Material shown ▸
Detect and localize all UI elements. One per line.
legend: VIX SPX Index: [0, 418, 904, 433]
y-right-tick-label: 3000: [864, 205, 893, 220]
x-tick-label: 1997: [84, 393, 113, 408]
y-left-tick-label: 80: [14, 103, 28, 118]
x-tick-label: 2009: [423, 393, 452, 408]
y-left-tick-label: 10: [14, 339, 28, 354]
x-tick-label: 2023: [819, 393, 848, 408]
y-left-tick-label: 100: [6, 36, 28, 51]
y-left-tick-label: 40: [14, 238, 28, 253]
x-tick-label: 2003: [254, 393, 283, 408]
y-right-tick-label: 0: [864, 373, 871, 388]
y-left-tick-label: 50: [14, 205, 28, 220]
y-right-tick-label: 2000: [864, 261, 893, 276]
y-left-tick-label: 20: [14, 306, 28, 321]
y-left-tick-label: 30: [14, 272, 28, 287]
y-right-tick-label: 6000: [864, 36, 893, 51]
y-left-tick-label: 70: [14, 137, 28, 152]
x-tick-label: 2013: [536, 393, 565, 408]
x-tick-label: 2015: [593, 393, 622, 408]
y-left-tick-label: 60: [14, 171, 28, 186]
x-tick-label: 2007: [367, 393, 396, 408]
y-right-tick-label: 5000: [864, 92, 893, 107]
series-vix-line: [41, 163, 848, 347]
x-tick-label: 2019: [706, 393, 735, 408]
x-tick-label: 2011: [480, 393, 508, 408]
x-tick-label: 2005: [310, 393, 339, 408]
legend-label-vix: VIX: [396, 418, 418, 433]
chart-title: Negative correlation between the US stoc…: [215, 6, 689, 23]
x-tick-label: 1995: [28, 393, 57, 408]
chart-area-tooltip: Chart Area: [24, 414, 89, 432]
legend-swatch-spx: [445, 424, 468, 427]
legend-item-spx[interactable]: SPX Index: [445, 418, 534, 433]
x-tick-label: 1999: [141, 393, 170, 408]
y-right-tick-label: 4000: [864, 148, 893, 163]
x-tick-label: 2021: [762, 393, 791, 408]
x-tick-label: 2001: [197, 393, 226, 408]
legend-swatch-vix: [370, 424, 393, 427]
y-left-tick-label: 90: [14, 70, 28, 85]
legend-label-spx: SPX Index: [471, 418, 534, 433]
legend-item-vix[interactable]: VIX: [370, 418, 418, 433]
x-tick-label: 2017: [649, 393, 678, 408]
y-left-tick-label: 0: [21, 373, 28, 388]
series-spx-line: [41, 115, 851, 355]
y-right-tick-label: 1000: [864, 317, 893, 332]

To be done ▸ Can you rewrite the records above with every "x-tick-label" changed to "x-axis-label" and nothing else altered?

Answer to this problem ▸
Detect and localize all UI elements. One per line.
legend: VIX SPX Index: [0, 418, 904, 433]
y-right-tick-label: 3000: [864, 205, 893, 220]
x-axis-label: 1997: [84, 393, 113, 408]
y-left-tick-label: 80: [14, 103, 28, 118]
x-axis-label: 2009: [423, 393, 452, 408]
y-left-tick-label: 10: [14, 339, 28, 354]
x-axis-label: 2023: [819, 393, 848, 408]
y-left-tick-label: 100: [6, 36, 28, 51]
y-left-tick-label: 40: [14, 238, 28, 253]
x-axis-label: 2003: [254, 393, 283, 408]
y-right-tick-label: 0: [864, 373, 871, 388]
y-left-tick-label: 50: [14, 205, 28, 220]
y-right-tick-label: 2000: [864, 261, 893, 276]
y-left-tick-label: 20: [14, 306, 28, 321]
y-left-tick-label: 30: [14, 272, 28, 287]
y-right-tick-label: 6000: [864, 36, 893, 51]
y-left-tick-label: 70: [14, 137, 28, 152]
x-axis-label: 2013: [536, 393, 565, 408]
x-axis-label: 2015: [593, 393, 622, 408]
y-left-tick-label: 60: [14, 171, 28, 186]
x-axis-label: 2007: [367, 393, 396, 408]
y-right-tick-label: 5000: [864, 92, 893, 107]
series-vix-line: [41, 163, 848, 347]
x-axis-label: 2019: [706, 393, 735, 408]
x-axis-label: 2011: [480, 393, 508, 408]
x-axis-label: 2005: [310, 393, 339, 408]
legend-label-vix: VIX: [396, 418, 418, 433]
chart-title: Negative correlation between the US stoc…: [215, 6, 689, 23]
x-axis-label: 1995: [28, 393, 57, 408]
chart-area-tooltip: Chart Area: [24, 414, 89, 432]
legend-swatch-spx: [445, 424, 468, 427]
legend-item-spx[interactable]: SPX Index: [445, 418, 534, 433]
x-axis-label: 1999: [141, 393, 170, 408]
y-right-tick-label: 4000: [864, 148, 893, 163]
x-axis-label: 2021: [762, 393, 791, 408]
x-axis-label: 2001: [197, 393, 226, 408]
legend-swatch-vix: [370, 424, 393, 427]
y-left-tick-label: 90: [14, 70, 28, 85]
legend-label-spx: SPX Index: [471, 418, 534, 433]
legend-item-vix[interactable]: VIX: [370, 418, 418, 433]
x-axis-label: 2017: [649, 393, 678, 408]
y-left-tick-label: 0: [21, 373, 28, 388]
series-spx-line: [41, 115, 851, 355]
y-right-tick-label: 1000: [864, 317, 893, 332]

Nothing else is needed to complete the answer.